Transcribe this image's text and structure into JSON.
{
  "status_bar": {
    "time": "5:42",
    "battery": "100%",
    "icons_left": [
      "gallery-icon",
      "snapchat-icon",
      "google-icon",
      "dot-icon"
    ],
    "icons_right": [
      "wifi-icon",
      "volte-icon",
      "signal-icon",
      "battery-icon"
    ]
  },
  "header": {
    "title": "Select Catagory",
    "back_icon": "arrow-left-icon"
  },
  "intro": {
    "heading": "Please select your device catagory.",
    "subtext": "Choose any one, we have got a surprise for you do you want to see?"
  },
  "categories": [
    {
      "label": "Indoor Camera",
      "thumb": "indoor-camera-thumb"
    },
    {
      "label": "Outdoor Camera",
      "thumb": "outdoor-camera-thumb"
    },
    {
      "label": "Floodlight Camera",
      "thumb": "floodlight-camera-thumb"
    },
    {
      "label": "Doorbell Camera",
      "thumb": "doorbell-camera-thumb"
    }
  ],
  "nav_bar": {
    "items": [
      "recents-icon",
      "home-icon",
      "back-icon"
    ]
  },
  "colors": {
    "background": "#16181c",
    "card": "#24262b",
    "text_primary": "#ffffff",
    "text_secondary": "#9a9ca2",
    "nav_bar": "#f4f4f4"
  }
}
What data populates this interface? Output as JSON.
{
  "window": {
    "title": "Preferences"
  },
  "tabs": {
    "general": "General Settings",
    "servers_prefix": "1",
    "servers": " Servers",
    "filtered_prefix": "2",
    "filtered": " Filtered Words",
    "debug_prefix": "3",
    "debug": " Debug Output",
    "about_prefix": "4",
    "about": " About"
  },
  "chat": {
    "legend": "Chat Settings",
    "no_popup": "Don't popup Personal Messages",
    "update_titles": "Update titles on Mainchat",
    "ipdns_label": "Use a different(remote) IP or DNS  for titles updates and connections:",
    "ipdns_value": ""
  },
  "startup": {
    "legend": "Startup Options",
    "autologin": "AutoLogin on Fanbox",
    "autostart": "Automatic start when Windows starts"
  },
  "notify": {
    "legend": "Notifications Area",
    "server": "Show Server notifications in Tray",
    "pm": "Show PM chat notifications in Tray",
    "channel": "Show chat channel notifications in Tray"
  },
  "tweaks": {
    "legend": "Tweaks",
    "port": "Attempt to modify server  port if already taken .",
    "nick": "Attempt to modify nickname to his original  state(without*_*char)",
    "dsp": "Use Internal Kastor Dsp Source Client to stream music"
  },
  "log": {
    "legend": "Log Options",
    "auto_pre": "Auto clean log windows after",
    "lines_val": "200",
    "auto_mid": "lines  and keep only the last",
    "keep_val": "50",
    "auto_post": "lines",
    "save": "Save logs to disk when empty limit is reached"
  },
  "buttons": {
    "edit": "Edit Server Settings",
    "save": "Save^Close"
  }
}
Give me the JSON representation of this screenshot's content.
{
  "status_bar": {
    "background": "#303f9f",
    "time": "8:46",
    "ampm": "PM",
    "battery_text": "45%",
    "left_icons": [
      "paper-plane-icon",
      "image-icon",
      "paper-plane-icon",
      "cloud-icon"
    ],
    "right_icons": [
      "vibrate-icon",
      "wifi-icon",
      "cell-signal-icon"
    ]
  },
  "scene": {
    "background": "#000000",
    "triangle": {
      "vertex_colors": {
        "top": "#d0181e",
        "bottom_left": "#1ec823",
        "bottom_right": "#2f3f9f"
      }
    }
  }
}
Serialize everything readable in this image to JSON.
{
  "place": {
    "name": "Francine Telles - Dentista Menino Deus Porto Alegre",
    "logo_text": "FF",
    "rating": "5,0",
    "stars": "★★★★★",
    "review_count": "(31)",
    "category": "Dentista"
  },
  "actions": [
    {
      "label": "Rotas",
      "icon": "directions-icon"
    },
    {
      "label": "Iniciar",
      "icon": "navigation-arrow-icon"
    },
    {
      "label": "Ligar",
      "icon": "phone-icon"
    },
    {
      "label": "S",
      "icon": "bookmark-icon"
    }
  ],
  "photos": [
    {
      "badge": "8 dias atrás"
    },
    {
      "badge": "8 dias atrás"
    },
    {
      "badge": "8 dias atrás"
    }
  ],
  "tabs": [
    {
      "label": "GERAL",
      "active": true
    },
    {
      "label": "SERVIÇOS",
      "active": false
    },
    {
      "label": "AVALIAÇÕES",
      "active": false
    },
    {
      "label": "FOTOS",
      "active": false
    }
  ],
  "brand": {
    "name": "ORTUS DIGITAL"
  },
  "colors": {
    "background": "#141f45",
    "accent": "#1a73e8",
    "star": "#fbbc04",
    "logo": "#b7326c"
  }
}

==============================

Goal of the exercise
Show all lines from the listing above in which "legend" appears.

Exercise solution
    "legend": "Chat Settings",
    "legend": "Startup Options",
    "legend": "Notifications Area",
    "legend": "Tweaks",
    "legend": "Log Options",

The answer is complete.